- **TASK GOAL**
Write out the records that appear below, verbatim and complete, but without pictures.

(Records)
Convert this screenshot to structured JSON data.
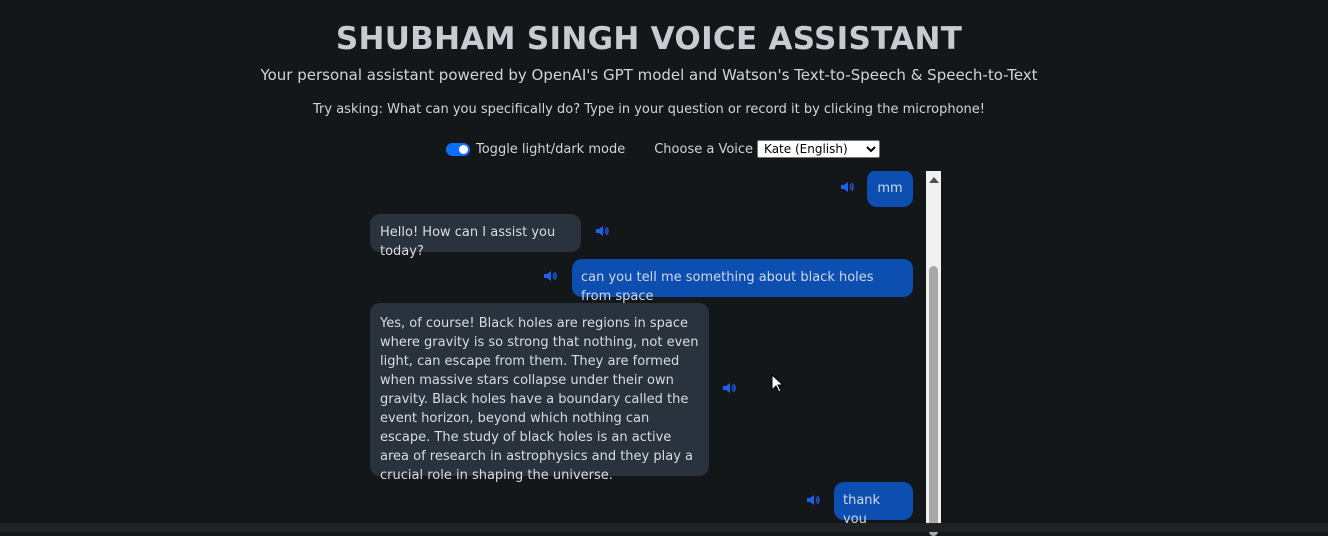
{
  "header": {
    "title": "SHUBHAM SINGH VOICE ASSISTANT",
    "subtitle": "Your personal assistant powered by OpenAI's GPT model and Watson's Text-to-Speech & Speech-to-Text",
    "hint": "Try asking: What can you specifically do? Type in your question or record it by clicking the microphone!"
  },
  "controls": {
    "toggle_label": "Toggle light/dark mode",
    "toggle_on": true,
    "voice_label": "Choose a Voice",
    "voice_selected": "Kate (English)"
  },
  "colors": {
    "background": "#141719",
    "user_bubble": "#0d4fb1",
    "bot_bubble": "#2a333d",
    "accent": "#0d6efd",
    "speaker_icon": "#1f5ff0"
  },
  "messages": [
    {
      "role": "user",
      "text": "mm"
    },
    {
      "role": "assistant",
      "text": "Hello! How can I assist you today?"
    },
    {
      "role": "user",
      "text": "can you tell me something about black holes from space"
    },
    {
      "role": "assistant",
      "text": "Yes, of course! Black holes are regions in space where gravity is so strong that nothing, not even light, can escape from them. They are formed when massive stars collapse under their own gravity. Black holes have a boundary called the event horizon, beyond which nothing can escape. The study of black holes is an active area of research in astrophysics and they play a crucial role in shaping the universe."
    },
    {
      "role": "user",
      "text": "thank you"
    }
  ],
  "icons": {
    "speaker": "speaker-icon",
    "scroll_up": "scroll-up-arrow-icon",
    "cursor": "mouse-pointer-icon"
  }
}
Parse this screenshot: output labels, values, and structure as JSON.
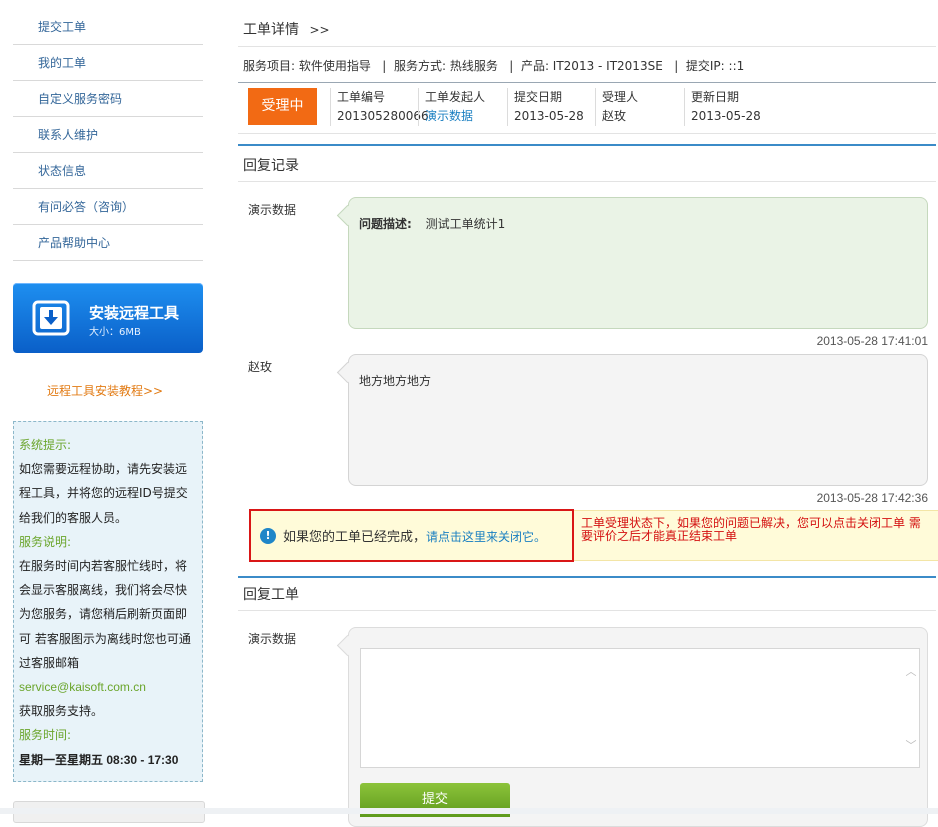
{
  "sidebar": {
    "items": [
      {
        "label": "提交工单"
      },
      {
        "label": "我的工单"
      },
      {
        "label": "自定义服务密码"
      },
      {
        "label": "联系人维护"
      },
      {
        "label": "状态信息"
      },
      {
        "label": "有问必答（咨询）"
      },
      {
        "label": "产品帮助中心"
      }
    ],
    "install": {
      "title": "安装远程工具",
      "size": "大小：6MB"
    },
    "tutorial_link": "远程工具安装教程>>",
    "tips": {
      "system_title": "系统提示:",
      "system_text": "如您需要远程协助，请先安装远程工具，并将您的远程ID号提交给我们的客服人员。",
      "service_title": "服务说明:",
      "service_text": "在服务时间内若客服忙线时，将会显示客服离线，我们将会尽快为您服务，请您稍后刷新页面即可 若客服图示为离线时您也可通过客服邮箱",
      "email": "service@kaisoft.com.cn",
      "support_text": "获取服务支持。",
      "time_title": "服务时间:",
      "time_days": "星期一至星期五",
      "time_hours": " 08:30 - 17:30"
    }
  },
  "main": {
    "title": "工单详情",
    "title_arrow": ">>",
    "meta": "服务项目: 软件使用指导   |  服务方式: 热线服务   |  产品: IT2013 - IT2013SE   |  提交IP: ::1",
    "status": "受理中",
    "info": [
      {
        "label": "工单编号",
        "value": "201305280066"
      },
      {
        "label": "工单发起人",
        "value": "演示数据"
      },
      {
        "label": "提交日期",
        "value": "2013-05-28"
      },
      {
        "label": "受理人",
        "value": "赵玫"
      },
      {
        "label": "更新日期",
        "value": "2013-05-28"
      }
    ],
    "records_title": "回复记录",
    "records": [
      {
        "author": "演示数据",
        "label": "问题描述:",
        "text": "测试工单统计1",
        "time": "2013-05-28 17:41:01"
      },
      {
        "author": "赵玫",
        "label": "",
        "text": "地方地方地方",
        "time": "2013-05-28 17:42:36"
      }
    ],
    "notice": {
      "icon": "!",
      "text": "如果您的工单已经完成，",
      "link": "请点击这里来关闭它。",
      "warning": "工单受理状态下，如果您的问题已解决，您可以点击关闭工单 需要评价之后才能真正结束工单"
    },
    "reply": {
      "title": "回复工单",
      "author": "演示数据",
      "textarea_value": "",
      "scroll_up": "︿",
      "scroll_down": "﹀",
      "submit": "提交"
    }
  }
}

- **FINISHED TASK**
Convert this screenshot to structured JSON data.
{
  "header": {
    "title": "SHUBHAM SINGH VOICE ASSISTANT",
    "subtitle": "Your personal assistant powered by OpenAI's GPT model and Watson's Text-to-Speech & Speech-to-Text",
    "hint": "Try asking: What can you specifically do? Type in your question or record it by clicking the microphone!"
  },
  "controls": {
    "toggle_label": "Toggle light/dark mode",
    "toggle_on": true,
    "voice_label": "Choose a Voice",
    "voice_selected": "Kate (English)"
  },
  "colors": {
    "background": "#141719",
    "user_bubble": "#0d4fb1",
    "bot_bubble": "#2a333d",
    "accent": "#0d6efd",
    "speaker_icon": "#1f5ff0"
  },
  "messages": [
    {
      "role": "user",
      "text": "mm"
    },
    {
      "role": "assistant",
      "text": "Hello! How can I assist you today?"
    },
    {
      "role": "user",
      "text": "can you tell me something about black holes from space"
    },
    {
      "role": "assistant",
      "text": "Yes, of course! Black holes are regions in space where gravity is so strong that nothing, not even light, can escape from them. They are formed when massive stars collapse under their own gravity. Black holes have a boundary called the event horizon, beyond which nothing can escape. The study of black holes is an active area of research in astrophysics and they play a crucial role in shaping the universe."
    },
    {
      "role": "user",
      "text": "thank you"
    }
  ],
  "icons": {
    "speaker": "speaker-icon",
    "scroll_up": "scroll-up-arrow-icon",
    "cursor": "mouse-pointer-icon"
  }
}
Parse this screenshot: output labels, values, and structure as JSON.
{
  "sidebar": {
    "items": [
      {
        "label": "提交工单"
      },
      {
        "label": "我的工单"
      },
      {
        "label": "自定义服务密码"
      },
      {
        "label": "联系人维护"
      },
      {
        "label": "状态信息"
      },
      {
        "label": "有问必答（咨询）"
      },
      {
        "label": "产品帮助中心"
      }
    ],
    "install": {
      "title": "安装远程工具",
      "size": "大小：6MB"
    },
    "tutorial_link": "远程工具安装教程>>",
    "tips": {
      "system_title": "系统提示:",
      "system_text": "如您需要远程协助，请先安装远程工具，并将您的远程ID号提交给我们的客服人员。",
      "service_title": "服务说明:",
      "service_text": "在服务时间内若客服忙线时，将会显示客服离线，我们将会尽快为您服务，请您稍后刷新页面即可 若客服图示为离线时您也可通过客服邮箱",
      "email": "service@kaisoft.com.cn",
      "support_text": "获取服务支持。",
      "time_title": "服务时间:",
      "time_days": "星期一至星期五",
      "time_hours": " 08:30 - 17:30"
    }
  },
  "main": {
    "title": "工单详情",
    "title_arrow": ">>",
    "meta": "服务项目: 软件使用指导   |  服务方式: 热线服务   |  产品: IT2013 - IT2013SE   |  提交IP: ::1",
    "status": "受理中",
    "info": [
      {
        "label": "工单编号",
        "value": "201305280066"
      },
      {
        "label": "工单发起人",
        "value": "演示数据"
      },
      {
        "label": "提交日期",
        "value": "2013-05-28"
      },
      {
        "label": "受理人",
        "value": "赵玫"
      },
      {
        "label": "更新日期",
        "value": "2013-05-28"
      }
    ],
    "records_title": "回复记录",
    "records": [
      {
        "author": "演示数据",
        "label": "问题描述:",
        "text": "测试工单统计1",
        "time": "2013-05-28 17:41:01"
      },
      {
        "author": "赵玫",
        "label": "",
        "text": "地方地方地方",
        "time": "2013-05-28 17:42:36"
      }
    ],
    "notice": {
      "icon": "!",
      "text": "如果您的工单已经完成，",
      "link": "请点击这里来关闭它。",
      "warning": "工单受理状态下，如果您的问题已解决，您可以点击关闭工单 需要评价之后才能真正结束工单"
    },
    "reply": {
      "title": "回复工单",
      "author": "演示数据",
      "textarea_value": "",
      "scroll_up": "︿",
      "scroll_down": "﹀",
      "submit": "提交"
    }
  }
}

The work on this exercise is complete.